**Data listing:**
◇ ◇ ◇ ◇ ◇

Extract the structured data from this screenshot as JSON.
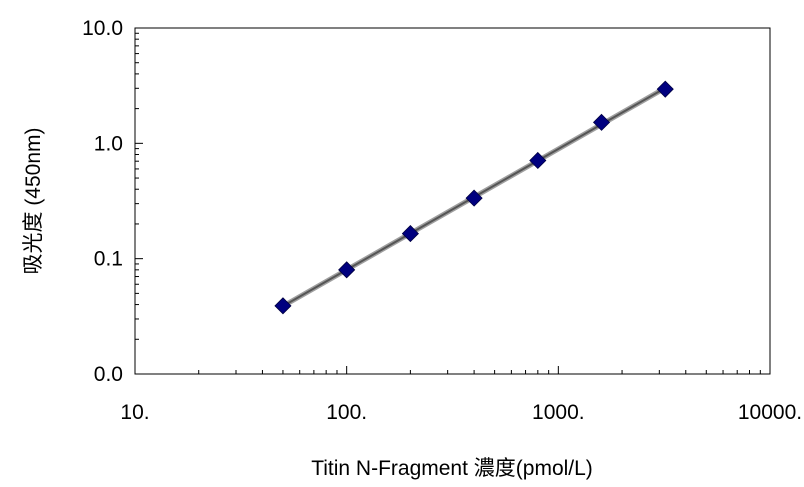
{
  "chart_data": {
    "type": "scatter",
    "title": "",
    "xlabel": "Titin N-Fragment 濃度(pmol/L)",
    "ylabel": "吸光度 (450nm)",
    "x_scale": "log",
    "y_scale": "log",
    "xlim": [
      10,
      10000
    ],
    "ylim": [
      0.01,
      10
    ],
    "x_ticks": [
      {
        "value": 10,
        "label": "10."
      },
      {
        "value": 100,
        "label": "100."
      },
      {
        "value": 1000,
        "label": "1000."
      },
      {
        "value": 10000,
        "label": "10000."
      }
    ],
    "y_ticks": [
      {
        "value": 0.01,
        "label": "0.0"
      },
      {
        "value": 0.1,
        "label": "0.1"
      },
      {
        "value": 1,
        "label": "1.0"
      },
      {
        "value": 10,
        "label": "10.0"
      }
    ],
    "grid": false,
    "legend": "none",
    "fit_line": true,
    "marker": "diamond",
    "marker_color": "#00007f",
    "line_color": "#555555",
    "series": [
      {
        "x": [
          50,
          100,
          200,
          400,
          800,
          1600,
          3200
        ],
        "y": [
          0.039,
          0.08,
          0.165,
          0.335,
          0.71,
          1.52,
          2.95
        ]
      }
    ]
  }
}
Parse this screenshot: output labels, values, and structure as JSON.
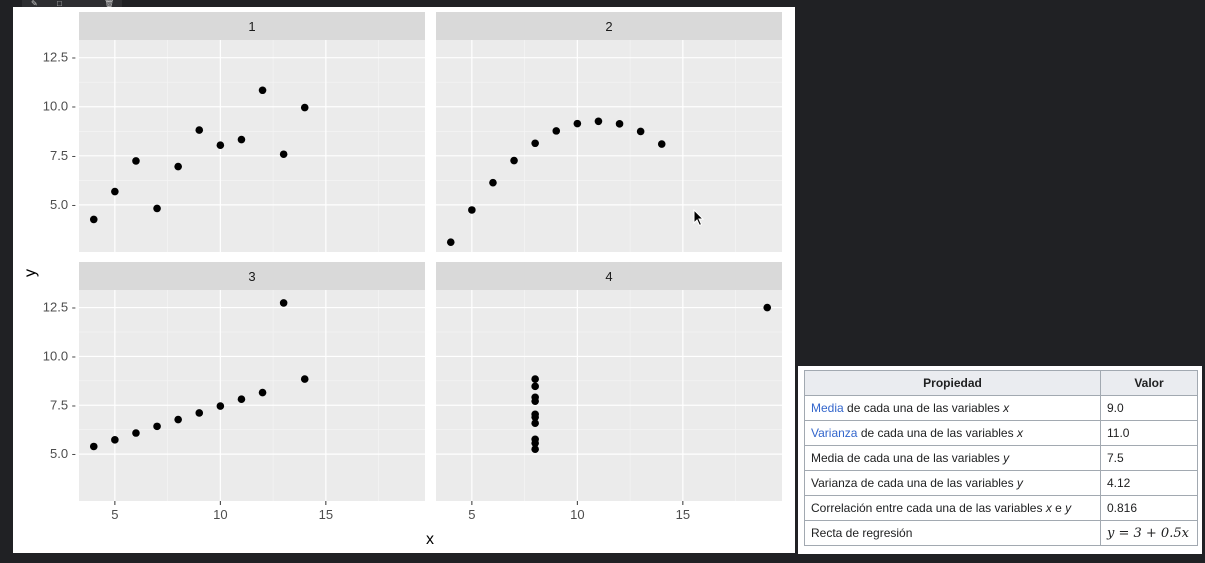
{
  "chart_data": {
    "type": "scatter",
    "layout": "facet_wrap 2x2",
    "xlabel": "x",
    "ylabel": "y",
    "x_ticks": [
      5,
      10,
      15
    ],
    "y_ticks": [
      5.0,
      7.5,
      10.0,
      12.5
    ],
    "x_tick_labels": [
      "5",
      "10",
      "15"
    ],
    "y_tick_labels": [
      "5.0 -",
      "7.5 -",
      "10.0 -",
      "12.5 -"
    ],
    "xlim": [
      3.3,
      19.7
    ],
    "ylim": [
      2.6,
      13.4
    ],
    "grid": true,
    "point_color": "#000000",
    "panel_bg": "#ebebeb",
    "strip_bg": "#d9d9d9",
    "panels": [
      {
        "label": "1",
        "x": [
          10,
          8,
          13,
          9,
          11,
          14,
          6,
          4,
          12,
          7,
          5
        ],
        "y": [
          8.04,
          6.95,
          7.58,
          8.81,
          8.33,
          9.96,
          7.24,
          4.26,
          10.84,
          4.82,
          5.68
        ]
      },
      {
        "label": "2",
        "x": [
          10,
          8,
          13,
          9,
          11,
          14,
          6,
          4,
          12,
          7,
          5
        ],
        "y": [
          9.14,
          8.14,
          8.74,
          8.77,
          9.26,
          8.1,
          6.13,
          3.1,
          9.13,
          7.26,
          4.74
        ]
      },
      {
        "label": "3",
        "x": [
          10,
          8,
          13,
          9,
          11,
          14,
          6,
          4,
          12,
          7,
          5
        ],
        "y": [
          7.46,
          6.77,
          12.74,
          7.11,
          7.81,
          8.84,
          6.08,
          5.39,
          8.15,
          6.42,
          5.73
        ]
      },
      {
        "label": "4",
        "x": [
          8,
          8,
          8,
          8,
          8,
          8,
          8,
          19,
          8,
          8,
          8
        ],
        "y": [
          6.58,
          5.76,
          7.71,
          8.84,
          8.47,
          7.04,
          5.25,
          12.5,
          5.56,
          7.91,
          6.89
        ]
      }
    ]
  },
  "table": {
    "headers": [
      "Propiedad",
      "Valor"
    ],
    "rows": [
      {
        "link": "Media",
        "rest": " de cada una de las variables ",
        "var": "x",
        "value": "9.0"
      },
      {
        "link": "Varianza",
        "rest": " de cada una de las variables ",
        "var": "x",
        "value": "11.0"
      },
      {
        "link": "",
        "rest": "Media de cada una de las variables ",
        "var": "y",
        "value": "7.5"
      },
      {
        "link": "",
        "rest": "Varianza de cada una de las variables ",
        "var": "y",
        "value": "4.12"
      },
      {
        "link": "",
        "rest": "Correlación entre cada una de las variables ",
        "var": "x",
        "tail": " e ",
        "var2": "y",
        "value": "0.816"
      },
      {
        "link": "",
        "rest": "Recta de regresión",
        "var": "",
        "value": "y = 3 + 0.5x"
      }
    ]
  },
  "colors": {
    "link": "#3366cc",
    "table_header_bg": "#eaecf0",
    "border": "#a2a9b1",
    "page_bg": "#202124"
  },
  "icons": [
    "pencil-icon",
    "square-icon",
    "trash-icon",
    "cursor-icon"
  ]
}
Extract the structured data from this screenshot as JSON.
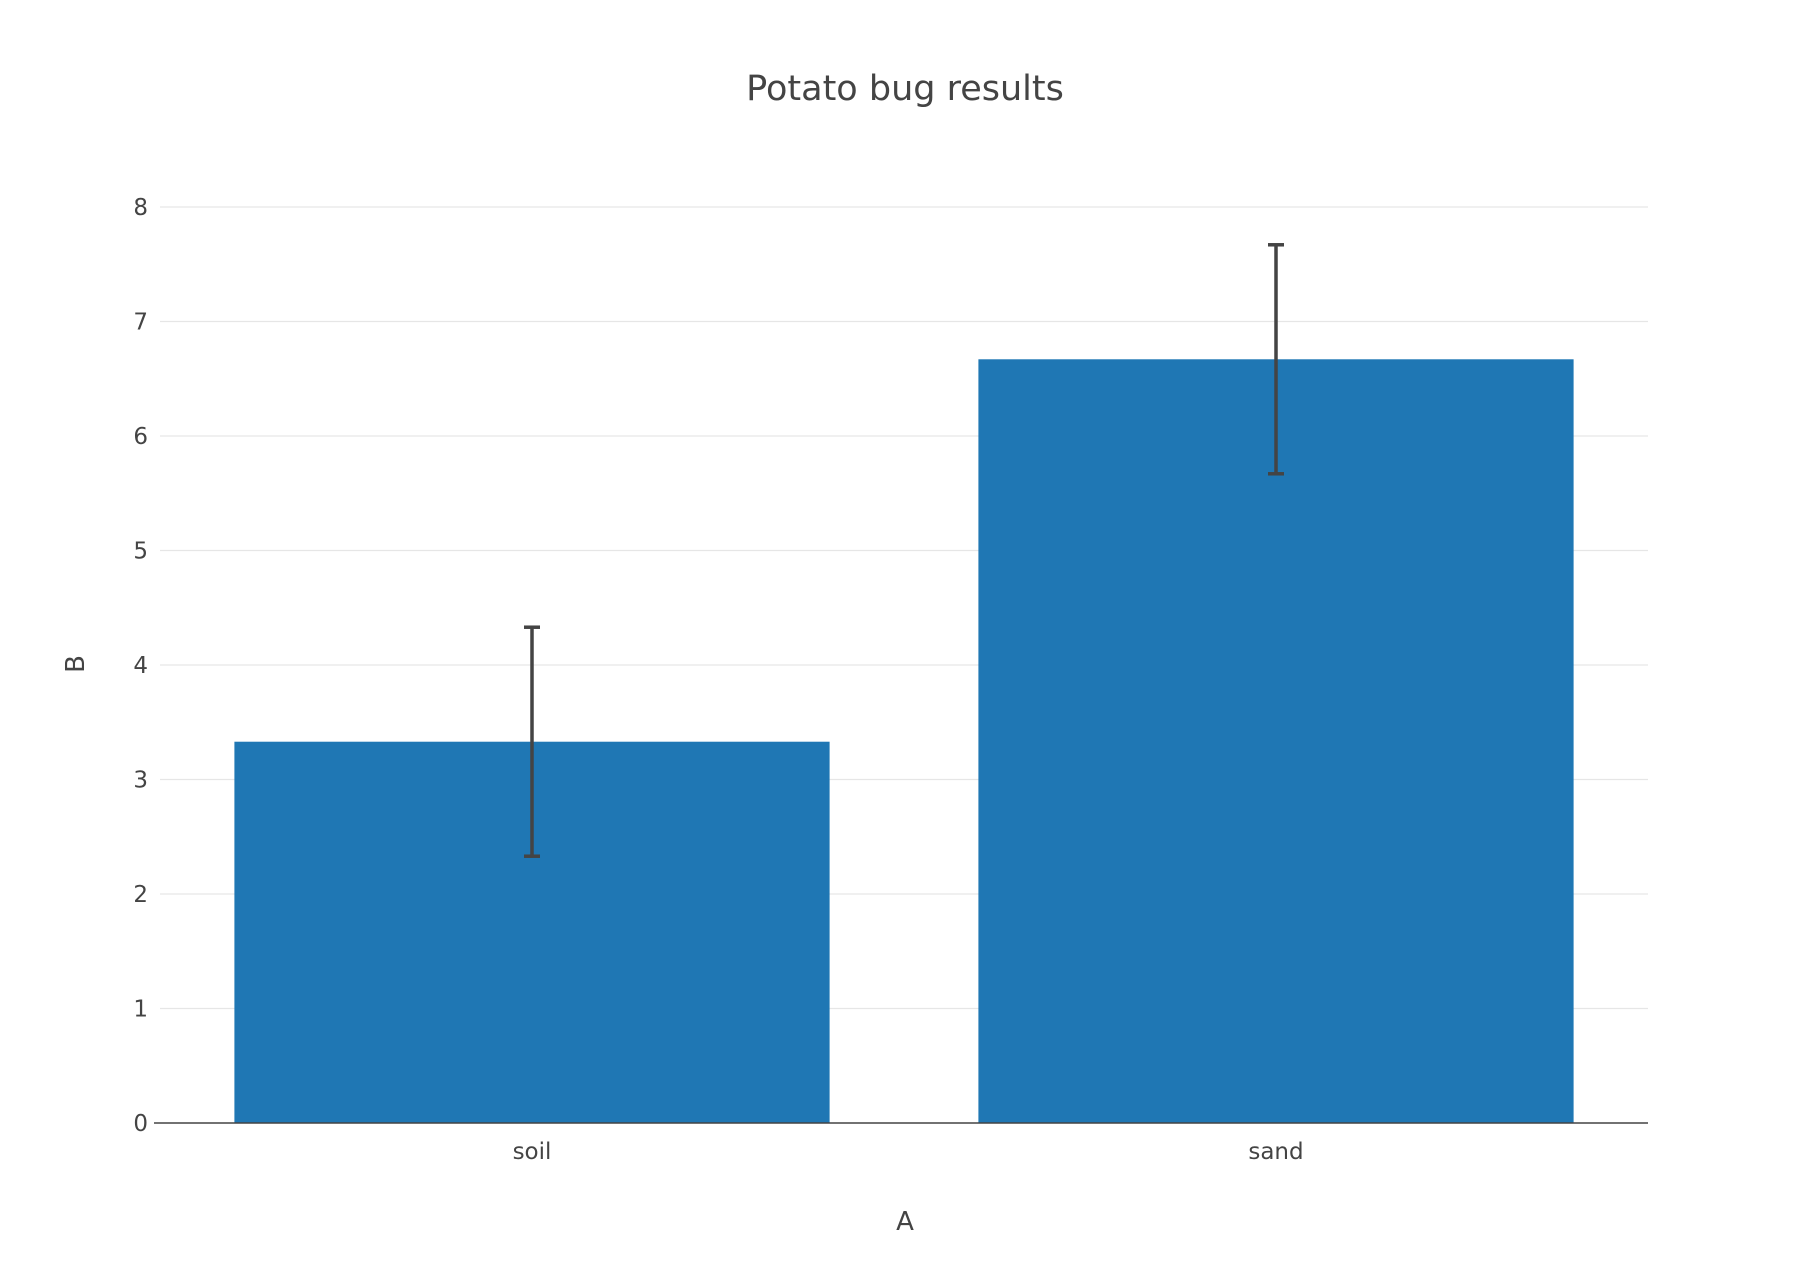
{
  "chart_data": {
    "type": "bar",
    "title": "Potato bug results",
    "xlabel": "A",
    "ylabel": "B",
    "categories": [
      "soil",
      "sand"
    ],
    "values": [
      3.33,
      6.67
    ],
    "error": [
      1.0,
      1.0
    ],
    "ylim": [
      0,
      8
    ],
    "yticks": [
      0,
      1,
      2,
      3,
      4,
      5,
      6,
      7,
      8
    ],
    "grid": true,
    "legend": "none",
    "colors": {
      "bar": "#1f77b4",
      "error_bar": "#444444",
      "grid": "#e6e6e6",
      "axis_line": "#444444",
      "text": "#444444"
    }
  }
}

◇ ◇ ◇ ◇ ◇

**Exercise goal:** Gather each line of the records holding the string "grid".

**Exercise answer:**
    "grid": false,
    "grid": true,
    "grid": true,
      "grid": "#e6e6e6",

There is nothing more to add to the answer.